-------- Data supplied

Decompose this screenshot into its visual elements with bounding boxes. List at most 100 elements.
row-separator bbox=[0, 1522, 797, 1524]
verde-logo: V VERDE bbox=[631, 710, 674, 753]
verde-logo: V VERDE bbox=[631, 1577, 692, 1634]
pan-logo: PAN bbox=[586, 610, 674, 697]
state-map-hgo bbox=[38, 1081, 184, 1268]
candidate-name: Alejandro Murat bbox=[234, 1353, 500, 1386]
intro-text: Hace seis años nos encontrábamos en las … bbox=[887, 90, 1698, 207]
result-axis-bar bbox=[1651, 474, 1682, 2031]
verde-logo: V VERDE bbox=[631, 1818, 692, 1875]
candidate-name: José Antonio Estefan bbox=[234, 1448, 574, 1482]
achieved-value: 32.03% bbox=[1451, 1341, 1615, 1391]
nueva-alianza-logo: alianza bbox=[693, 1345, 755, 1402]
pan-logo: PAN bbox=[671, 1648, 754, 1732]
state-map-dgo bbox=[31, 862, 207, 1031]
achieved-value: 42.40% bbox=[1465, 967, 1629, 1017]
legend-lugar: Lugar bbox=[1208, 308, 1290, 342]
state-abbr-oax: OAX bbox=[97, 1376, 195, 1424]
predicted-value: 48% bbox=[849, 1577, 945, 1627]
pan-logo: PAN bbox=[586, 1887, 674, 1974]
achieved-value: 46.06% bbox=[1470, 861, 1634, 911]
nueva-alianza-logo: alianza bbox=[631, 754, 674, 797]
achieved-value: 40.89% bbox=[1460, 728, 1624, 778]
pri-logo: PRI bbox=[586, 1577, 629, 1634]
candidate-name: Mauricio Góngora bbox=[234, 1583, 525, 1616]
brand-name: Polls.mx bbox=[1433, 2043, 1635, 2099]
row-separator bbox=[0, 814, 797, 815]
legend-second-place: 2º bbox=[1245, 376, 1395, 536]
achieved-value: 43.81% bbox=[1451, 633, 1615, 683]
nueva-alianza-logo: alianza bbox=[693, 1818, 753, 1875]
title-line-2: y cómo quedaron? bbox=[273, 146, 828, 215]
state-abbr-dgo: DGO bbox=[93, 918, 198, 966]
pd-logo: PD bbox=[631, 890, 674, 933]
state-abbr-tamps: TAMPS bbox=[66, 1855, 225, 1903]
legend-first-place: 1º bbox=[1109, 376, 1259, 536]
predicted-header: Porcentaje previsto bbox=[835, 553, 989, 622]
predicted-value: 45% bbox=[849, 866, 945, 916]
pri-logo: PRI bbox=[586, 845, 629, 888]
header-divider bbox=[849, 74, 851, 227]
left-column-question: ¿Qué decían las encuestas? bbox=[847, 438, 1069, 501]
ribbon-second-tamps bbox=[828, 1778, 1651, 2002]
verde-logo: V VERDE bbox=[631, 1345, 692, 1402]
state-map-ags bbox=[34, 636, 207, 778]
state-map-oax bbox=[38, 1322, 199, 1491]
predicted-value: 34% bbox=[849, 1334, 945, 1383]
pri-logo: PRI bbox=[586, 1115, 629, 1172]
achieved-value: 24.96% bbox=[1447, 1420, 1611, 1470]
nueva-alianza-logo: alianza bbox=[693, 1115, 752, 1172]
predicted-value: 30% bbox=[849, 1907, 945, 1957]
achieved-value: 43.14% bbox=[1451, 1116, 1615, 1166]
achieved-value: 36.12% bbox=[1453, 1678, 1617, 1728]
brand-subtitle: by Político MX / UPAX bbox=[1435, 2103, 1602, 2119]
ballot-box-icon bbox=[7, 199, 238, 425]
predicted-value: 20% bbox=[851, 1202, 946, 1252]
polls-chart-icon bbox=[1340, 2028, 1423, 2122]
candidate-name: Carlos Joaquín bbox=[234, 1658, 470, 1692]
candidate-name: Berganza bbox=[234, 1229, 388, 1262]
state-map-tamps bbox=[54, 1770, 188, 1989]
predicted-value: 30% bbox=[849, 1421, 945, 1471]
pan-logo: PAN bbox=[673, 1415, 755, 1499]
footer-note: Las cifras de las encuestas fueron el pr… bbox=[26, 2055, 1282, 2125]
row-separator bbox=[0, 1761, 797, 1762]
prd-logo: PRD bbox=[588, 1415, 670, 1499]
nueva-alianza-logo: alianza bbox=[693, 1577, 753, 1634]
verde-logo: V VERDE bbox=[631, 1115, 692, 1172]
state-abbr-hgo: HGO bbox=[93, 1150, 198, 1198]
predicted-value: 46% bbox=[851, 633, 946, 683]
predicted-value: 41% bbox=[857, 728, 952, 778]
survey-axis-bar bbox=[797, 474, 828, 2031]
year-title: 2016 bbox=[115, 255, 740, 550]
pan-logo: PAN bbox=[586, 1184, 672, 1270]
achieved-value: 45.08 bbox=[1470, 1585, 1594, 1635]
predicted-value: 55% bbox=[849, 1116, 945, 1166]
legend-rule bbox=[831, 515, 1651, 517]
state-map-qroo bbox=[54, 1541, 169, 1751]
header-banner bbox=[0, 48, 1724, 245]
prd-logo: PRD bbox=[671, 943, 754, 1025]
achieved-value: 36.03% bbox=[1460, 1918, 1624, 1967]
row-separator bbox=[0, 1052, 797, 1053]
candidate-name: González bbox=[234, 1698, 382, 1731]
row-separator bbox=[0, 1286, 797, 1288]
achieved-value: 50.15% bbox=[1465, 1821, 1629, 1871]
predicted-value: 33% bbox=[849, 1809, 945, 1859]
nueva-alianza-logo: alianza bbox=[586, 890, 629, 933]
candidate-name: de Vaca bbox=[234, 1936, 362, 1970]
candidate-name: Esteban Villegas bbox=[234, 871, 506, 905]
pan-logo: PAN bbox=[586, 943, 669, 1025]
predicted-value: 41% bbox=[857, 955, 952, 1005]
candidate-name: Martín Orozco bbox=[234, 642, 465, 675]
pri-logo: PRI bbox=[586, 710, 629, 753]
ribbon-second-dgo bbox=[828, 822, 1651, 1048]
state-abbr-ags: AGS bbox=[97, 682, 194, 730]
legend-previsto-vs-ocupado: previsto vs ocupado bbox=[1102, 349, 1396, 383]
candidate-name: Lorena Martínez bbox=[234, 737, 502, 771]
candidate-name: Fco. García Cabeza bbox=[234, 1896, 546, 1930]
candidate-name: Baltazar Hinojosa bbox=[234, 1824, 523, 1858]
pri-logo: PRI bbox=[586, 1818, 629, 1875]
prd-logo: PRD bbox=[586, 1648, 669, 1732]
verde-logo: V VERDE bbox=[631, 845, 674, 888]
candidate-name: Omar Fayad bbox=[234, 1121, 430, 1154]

----------------

Set problem:
Please recast every line of all the entries above as a numbered list, leaving out any blank lines.

Written answer:
1. Decompose this screenshot into its visual elements with bounding boxes. List at most 100 elements.
2. row-separator bbox=[0, 1522, 797, 1524]
3. verde-logo: V VERDE bbox=[631, 710, 674, 753]
4. verde-logo: V VERDE bbox=[631, 1577, 692, 1634]
5. pan-logo: PAN bbox=[586, 610, 674, 697]
6. state-map-hgo bbox=[38, 1081, 184, 1268]
7. candidate-name: Alejandro Murat bbox=[234, 1353, 500, 1386]
8. intro-text: Hace seis años nos encontrábamos en las … bbox=[887, 90, 1698, 207]
9. result-axis-bar bbox=[1651, 474, 1682, 2031]
10. verde-logo: V VERDE bbox=[631, 1818, 692, 1875]
11. candidate-name: José Antonio Estefan bbox=[234, 1448, 574, 1482]
12. achieved-value: 32.03% bbox=[1451, 1341, 1615, 1391]
13. nueva-alianza-logo: alianza bbox=[693, 1345, 755, 1402]
14. pan-logo: PAN bbox=[671, 1648, 754, 1732]
15. state-map-dgo bbox=[31, 862, 207, 1031]
16. achieved-value: 42.40% bbox=[1465, 967, 1629, 1017]
17. legend-lugar: Lugar bbox=[1208, 308, 1290, 342]
18. state-abbr-oax: OAX bbox=[97, 1376, 195, 1424]
19. predicted-value: 48% bbox=[849, 1577, 945, 1627]
20. pan-logo: PAN bbox=[586, 1887, 674, 1974]
21. achieved-value: 46.06% bbox=[1470, 861, 1634, 911]
22. nueva-alianza-logo: alianza bbox=[631, 754, 674, 797]
23. achieved-value: 40.89% bbox=[1460, 728, 1624, 778]
24. pri-logo: PRI bbox=[586, 1577, 629, 1634]
25. candidate-name: Mauricio Góngora bbox=[234, 1583, 525, 1616]
26. brand-name: Polls.mx bbox=[1433, 2043, 1635, 2099]
27. row-separator bbox=[0, 814, 797, 815]
28. legend-second-place: 2º bbox=[1245, 376, 1395, 536]
29. achieved-value: 43.81% bbox=[1451, 633, 1615, 683]
30. nueva-alianza-logo: alianza bbox=[693, 1818, 753, 1875]
31. title-line-2: y cómo quedaron? bbox=[273, 146, 828, 215]
32. state-abbr-dgo: DGO bbox=[93, 918, 198, 966]
33. pd-logo: PD bbox=[631, 890, 674, 933]
34. state-abbr-tamps: TAMPS bbox=[66, 1855, 225, 1903]
35. legend-first-place: 1º bbox=[1109, 376, 1259, 536]
36. predicted-header: Porcentaje previsto bbox=[835, 553, 989, 622]
37. predicted-value: 45% bbox=[849, 866, 945, 916]
38. pri-logo: PRI bbox=[586, 845, 629, 888]
39. header-divider bbox=[849, 74, 851, 227]
40. left-column-question: ¿Qué decían las encuestas? bbox=[847, 438, 1069, 501]
41. ribbon-second-tamps bbox=[828, 1778, 1651, 2002]
42. verde-logo: V VERDE bbox=[631, 1345, 692, 1402]
43. state-map-ags bbox=[34, 636, 207, 778]
44. state-map-oax bbox=[38, 1322, 199, 1491]
45. predicted-value: 34% bbox=[849, 1334, 945, 1383]
46. pri-logo: PRI bbox=[586, 1115, 629, 1172]
47. achieved-value: 24.96% bbox=[1447, 1420, 1611, 1470]
48. nueva-alianza-logo: alianza bbox=[693, 1115, 752, 1172]
49. predicted-value: 30% bbox=[849, 1907, 945, 1957]
50. achieved-value: 43.14% bbox=[1451, 1116, 1615, 1166]
51. achieved-value: 36.12% bbox=[1453, 1678, 1617, 1728]
52. brand-subtitle: by Político MX / UPAX bbox=[1435, 2103, 1602, 2119]
53. ballot-box-icon bbox=[7, 199, 238, 425]
54. predicted-value: 20% bbox=[851, 1202, 946, 1252]
55. polls-chart-icon bbox=[1340, 2028, 1423, 2122]
56. candidate-name: Carlos Joaquín bbox=[234, 1658, 470, 1692]
57. candidate-name: Berganza bbox=[234, 1229, 388, 1262]
58. state-map-tamps bbox=[54, 1770, 188, 1989]
59. predicted-value: 30% bbox=[849, 1421, 945, 1471]
60. pan-logo: PAN bbox=[673, 1415, 755, 1499]
61. footer-note: Las cifras de las encuestas fueron el pr… bbox=[26, 2055, 1282, 2125]
62. row-separator bbox=[0, 1761, 797, 1762]
63. prd-logo: PRD bbox=[588, 1415, 670, 1499]
64. nueva-alianza-logo: alianza bbox=[693, 1577, 753, 1634]
65. verde-logo: V VERDE bbox=[631, 1115, 692, 1172]
66. state-abbr-hgo: HGO bbox=[93, 1150, 198, 1198]
67. predicted-value: 46% bbox=[851, 633, 946, 683]
68. predicted-value: 41% bbox=[857, 728, 952, 778]
69. survey-axis-bar bbox=[797, 474, 828, 2031]
70. year-title: 2016 bbox=[115, 255, 740, 550]
71. pan-logo: PAN bbox=[586, 1184, 672, 1270]
72. achieved-value: 45.08 bbox=[1470, 1585, 1594, 1635]
73. predicted-value: 55% bbox=[849, 1116, 945, 1166]
74. legend-rule bbox=[831, 515, 1651, 517]
75. state-map-qroo bbox=[54, 1541, 169, 1751]
76. header-banner bbox=[0, 48, 1724, 245]
77. prd-logo: PRD bbox=[671, 943, 754, 1025]
78. achieved-value: 36.03% bbox=[1460, 1918, 1624, 1967]
79. row-separator bbox=[0, 1052, 797, 1053]
80. candidate-name: González bbox=[234, 1698, 382, 1731]
81. row-separator bbox=[0, 1286, 797, 1288]
82. achieved-value: 50.15% bbox=[1465, 1821, 1629, 1871]
83. predicted-value: 33% bbox=[849, 1809, 945, 1859]
84. nueva-alianza-logo: alianza bbox=[586, 890, 629, 933]
85. candidate-name: de Vaca bbox=[234, 1936, 362, 1970]
86. candidate-name: Esteban Villegas bbox=[234, 871, 506, 905]
87. pan-logo: PAN bbox=[586, 943, 669, 1025]
88. predicted-value: 41% bbox=[857, 955, 952, 1005]
89. candidate-name: Martín Orozco bbox=[234, 642, 465, 675]
90. pri-logo: PRI bbox=[586, 710, 629, 753]
91. ribbon-second-dgo bbox=[828, 822, 1651, 1048]
92. state-abbr-ags: AGS bbox=[97, 682, 194, 730]
93. legend-previsto-vs-ocupado: previsto vs ocupado bbox=[1102, 349, 1396, 383]
94. candidate-name: Lorena Martínez bbox=[234, 737, 502, 771]
95. candidate-name: Fco. García Cabeza bbox=[234, 1896, 546, 1930]
96. candidate-name: Baltazar Hinojosa bbox=[234, 1824, 523, 1858]
97. pri-logo: PRI bbox=[586, 1818, 629, 1875]
98. prd-logo: PRD bbox=[586, 1648, 669, 1732]
99. verde-logo: V VERDE bbox=[631, 845, 674, 888]
100. candidate-name: Omar Fayad bbox=[234, 1121, 430, 1154]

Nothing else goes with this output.